Required work: Quote every line below exactly as it reads.

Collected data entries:
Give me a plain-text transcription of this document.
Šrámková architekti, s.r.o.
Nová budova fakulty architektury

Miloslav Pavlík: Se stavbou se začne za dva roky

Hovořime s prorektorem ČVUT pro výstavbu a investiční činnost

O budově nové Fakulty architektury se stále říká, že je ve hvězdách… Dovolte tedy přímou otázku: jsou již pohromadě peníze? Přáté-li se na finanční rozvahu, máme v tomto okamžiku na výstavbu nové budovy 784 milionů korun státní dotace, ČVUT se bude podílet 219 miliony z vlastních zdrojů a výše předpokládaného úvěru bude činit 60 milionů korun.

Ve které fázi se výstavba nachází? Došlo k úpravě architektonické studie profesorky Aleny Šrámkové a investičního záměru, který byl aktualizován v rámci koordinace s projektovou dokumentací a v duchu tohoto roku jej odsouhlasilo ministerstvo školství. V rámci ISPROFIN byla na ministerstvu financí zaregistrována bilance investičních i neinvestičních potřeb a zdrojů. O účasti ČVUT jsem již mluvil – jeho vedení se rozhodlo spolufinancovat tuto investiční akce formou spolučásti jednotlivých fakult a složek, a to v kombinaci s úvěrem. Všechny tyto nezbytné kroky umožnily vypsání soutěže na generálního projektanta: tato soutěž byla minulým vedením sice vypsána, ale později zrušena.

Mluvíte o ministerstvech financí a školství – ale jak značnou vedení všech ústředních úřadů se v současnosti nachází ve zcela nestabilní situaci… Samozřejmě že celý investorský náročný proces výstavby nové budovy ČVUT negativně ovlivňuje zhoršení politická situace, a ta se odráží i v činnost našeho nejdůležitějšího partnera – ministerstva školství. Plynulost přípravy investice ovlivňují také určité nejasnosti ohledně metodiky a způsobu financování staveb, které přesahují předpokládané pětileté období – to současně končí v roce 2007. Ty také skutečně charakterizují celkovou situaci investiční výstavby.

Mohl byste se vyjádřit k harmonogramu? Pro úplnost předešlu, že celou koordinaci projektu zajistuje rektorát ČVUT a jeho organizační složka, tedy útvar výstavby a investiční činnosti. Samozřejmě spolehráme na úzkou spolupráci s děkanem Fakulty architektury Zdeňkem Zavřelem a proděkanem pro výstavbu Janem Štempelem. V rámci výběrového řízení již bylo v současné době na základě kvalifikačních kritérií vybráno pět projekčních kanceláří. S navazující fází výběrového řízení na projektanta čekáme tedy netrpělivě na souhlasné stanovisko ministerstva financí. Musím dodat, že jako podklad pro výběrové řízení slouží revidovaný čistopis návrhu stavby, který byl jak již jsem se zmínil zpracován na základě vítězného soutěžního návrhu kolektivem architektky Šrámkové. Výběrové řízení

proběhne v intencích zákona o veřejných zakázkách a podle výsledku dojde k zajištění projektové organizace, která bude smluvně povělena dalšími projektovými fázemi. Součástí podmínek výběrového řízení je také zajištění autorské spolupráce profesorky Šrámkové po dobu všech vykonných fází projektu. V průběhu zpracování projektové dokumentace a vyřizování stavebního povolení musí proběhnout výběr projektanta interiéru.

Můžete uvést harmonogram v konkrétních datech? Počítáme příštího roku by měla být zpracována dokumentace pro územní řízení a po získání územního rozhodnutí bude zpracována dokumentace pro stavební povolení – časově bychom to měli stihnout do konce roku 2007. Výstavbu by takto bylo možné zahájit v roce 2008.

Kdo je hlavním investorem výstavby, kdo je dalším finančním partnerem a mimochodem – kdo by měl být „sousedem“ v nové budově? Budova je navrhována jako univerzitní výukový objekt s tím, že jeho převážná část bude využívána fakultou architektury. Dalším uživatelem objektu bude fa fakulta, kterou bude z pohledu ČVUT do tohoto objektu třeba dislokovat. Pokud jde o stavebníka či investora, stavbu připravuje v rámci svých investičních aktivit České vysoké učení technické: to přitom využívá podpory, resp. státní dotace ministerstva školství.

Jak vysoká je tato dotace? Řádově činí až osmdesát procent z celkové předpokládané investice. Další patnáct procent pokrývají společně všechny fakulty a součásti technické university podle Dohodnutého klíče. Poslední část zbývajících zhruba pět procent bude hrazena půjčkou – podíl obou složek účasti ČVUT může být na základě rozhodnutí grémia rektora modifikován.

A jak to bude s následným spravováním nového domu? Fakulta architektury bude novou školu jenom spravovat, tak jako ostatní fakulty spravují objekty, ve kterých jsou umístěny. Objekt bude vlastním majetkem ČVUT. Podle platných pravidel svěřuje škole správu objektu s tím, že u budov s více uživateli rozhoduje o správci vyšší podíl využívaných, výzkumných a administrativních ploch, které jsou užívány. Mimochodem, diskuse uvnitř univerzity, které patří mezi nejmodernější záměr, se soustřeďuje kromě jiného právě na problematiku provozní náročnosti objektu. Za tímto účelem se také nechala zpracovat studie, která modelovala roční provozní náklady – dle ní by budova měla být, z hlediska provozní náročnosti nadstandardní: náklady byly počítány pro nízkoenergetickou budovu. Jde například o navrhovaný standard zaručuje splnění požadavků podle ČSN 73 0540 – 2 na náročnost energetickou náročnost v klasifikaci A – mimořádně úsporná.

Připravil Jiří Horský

Expected answer:
Give me a plain-text transcription of this document.
Šrámková architekti, s.r.o.
Nová budova fakulty architektury

Miloslav Pavlík: Se stavbou se začne za dva roky

Hovořime s prorektorem ČVUT pro výstavbu a investiční činnost

O budově nové Fakulty architektury se stále říká, že je ve hvězdách… Dovolte tedy přímou otázku: jsou již pohromadě peníze? Přáté-li se na finanční rozvahu, máme v tomto okamžiku na výstavbu nové budovy 784 milionů korun státní dotace, ČVUT se bude podílet 219 miliony z vlastních zdrojů a výše předpokládaného úvěru bude činit 60 milionů korun.

Ve které fázi se výstavba nachází? Došlo k úpravě architektonické studie profesorky Aleny Šrámkové a investičního záměru, který byl aktualizován v rámci koordinace s projektovou dokumentací a v duchu tohoto roku jej odsouhlasilo ministerstvo školství. V rámci ISPROFIN byla na ministerstvu financí zaregistrována bilance investičních i neinvestičních potřeb a zdrojů. O účasti ČVUT jsem již mluvil – jeho vedení se rozhodlo spolufinancovat tuto investiční akce formou spolučásti jednotlivých fakult a složek, a to v kombinaci s úvěrem. Všechny tyto nezbytné kroky umožnily vypsání soutěže na generálního projektanta: tato soutěž byla minulým vedením sice vypsána, ale později zrušena.

Mluvíte o ministerstvech financí a školství – ale jak značnou vedení všech ústředních úřadů se v současnosti nachází ve zcela nestabilní situaci… Samozřejmě že celý investorský náročný proces výstavby nové budovy ČVUT negativně ovlivňuje zhoršení politická situace, a ta se odráží i v činnost našeho nejdůležitějšího partnera – ministerstva školství. Plynulost přípravy investice ovlivňují také určité nejasnosti ohledně metodiky a způsobu financování staveb, které přesahují předpokládané pětileté období – to současně končí v roce 2007. Ty také skutečně charakterizují celkovou situaci investiční výstavby.

Mohl byste se vyjádřit k harmonogramu? Pro úplnost předešlu, že celou koordinaci projektu zajistuje rektorát ČVUT a jeho organizační složka, tedy útvar výstavby a investiční činnosti. Samozřejmě spolehráme na úzkou spolupráci s děkanem Fakulty architektury Zdeňkem Zavřelem a proděkanem pro výstavbu Janem Štempelem. V rámci výběrového řízení již bylo v současné době na základě kvalifikačních kritérií vybráno pět projekčních kanceláří. S navazující fází výběrového řízení na projektanta čekáme tedy netrpělivě na souhlasné stanovisko ministerstva financí. Musím dodat, že jako podklad pro výběrové řízení slouží revidovaný čistopis návrhu stavby, který byl jak již jsem se zmínil zpracován na základě vítězného soutěžního návrhu kolektivem architektky Šrámkové. Výběrové řízení

proběhne v intencích zákona o veřejných zakázkách a podle výsledku dojde k zajištění projektové organizace, která bude smluvně povělena dalšími projektovými fázemi. Součástí podmínek výběrového řízení je také zajištění autorské spolupráce profesorky Šrámkové po dobu všech vykonných fází projektu. V průběhu zpracování projektové dokumentace a vyřizování stavebního povolení musí proběhnout výběr projektanta interiéru.

Můžete uvést harmonogram v konkrétních datech? Počítáme příštího roku by měla být zpracována dokumentace pro územní řízení a po získání územního rozhodnutí bude zpracována dokumentace pro stavební povolení – časově bychom to měli stihnout do konce roku 2007. Výstavbu by takto bylo možné zahájit v roce 2008.

Kdo je hlavním investorem výstavby, kdo je dalším finančním partnerem a mimochodem – kdo by měl být „sousedem“ v nové budově? Budova je navrhována jako univerzitní výukový objekt s tím, že jeho převážná část bude využívána fakultou architektury. Dalším uživatelem objektu bude fa fakulta, kterou bude z pohledu ČVUT do tohoto objektu třeba dislokovat. Pokud jde o stavebníka či investora, stavbu připravuje v rámci svých investičních aktivit České vysoké učení technické: to přitom využívá podpory, resp. státní dotace ministerstva školství.

Jak vysoká je tato dotace? Řádově činí až osmdesát procent z celkové předpokládané investice. Další patnáct procent pokrývají společně všechny fakulty a součásti technické university podle Dohodnutého klíče. Poslední část zbývajících zhruba pět procent bude hrazena půjčkou – podíl obou složek účasti ČVUT může být na základě rozhodnutí grémia rektora modifikován.

A jak to bude s následným spravováním nového domu? Fakulta architektury bude novou školu jenom spravovat, tak jako ostatní fakulty spravují objekty, ve kterých jsou umístěny. Objekt bude vlastním majetkem ČVUT. Podle platných pravidel svěřuje škole správu objektu s tím, že u budov s více uživateli rozhoduje o správci vyšší podíl využívaných, výzkumných a administrativních ploch, které jsou užívány. Mimochodem, diskuse uvnitř univerzity, které patří mezi nejmodernější záměr, se soustřeďuje kromě jiného právě na problematiku provozní náročnosti objektu. Za tímto účelem se také nechala zpracovat studie, která modelovala roční provozní náklady – dle ní by budova měla být, z hlediska provozní náročnosti nadstandardní: náklady byly počítány pro nízkoenergetickou budovu. Jde například o navrhovaný standard zaručuje splnění požadavků podle ČSN 73 0540 – 2 na náročnost energetickou náročnost v klasifikaci A – mimořádně úsporná.

Připravil Jiří Horský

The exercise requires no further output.